[EXERCISE OBJECTIVE]:
Type the records out again in full, exactly.

[DATA TO PROCESS]:
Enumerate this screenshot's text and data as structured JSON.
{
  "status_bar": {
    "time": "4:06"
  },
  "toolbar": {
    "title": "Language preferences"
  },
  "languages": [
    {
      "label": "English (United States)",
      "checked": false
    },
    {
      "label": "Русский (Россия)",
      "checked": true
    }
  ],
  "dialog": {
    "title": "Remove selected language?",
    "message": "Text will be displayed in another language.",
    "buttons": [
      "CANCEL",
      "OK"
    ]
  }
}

[REPLY TO THE EXERCISE]:
Enumerate this screenshot's text and data as structured JSON.
{
  "status_bar": {
    "time": "4:06"
  },
  "toolbar": {
    "title": "Language preferences"
  },
  "languages": [
    {
      "label": "English (United States)",
      "checked": false
    },
    {
      "label": "Русский (Россия)",
      "checked": true
    }
  ],
  "dialog": {
    "title": "Remove selected language?",
    "message": "Text will be displayed in another language.",
    "buttons": [
      "CANCEL",
      "OK"
    ]
  }
}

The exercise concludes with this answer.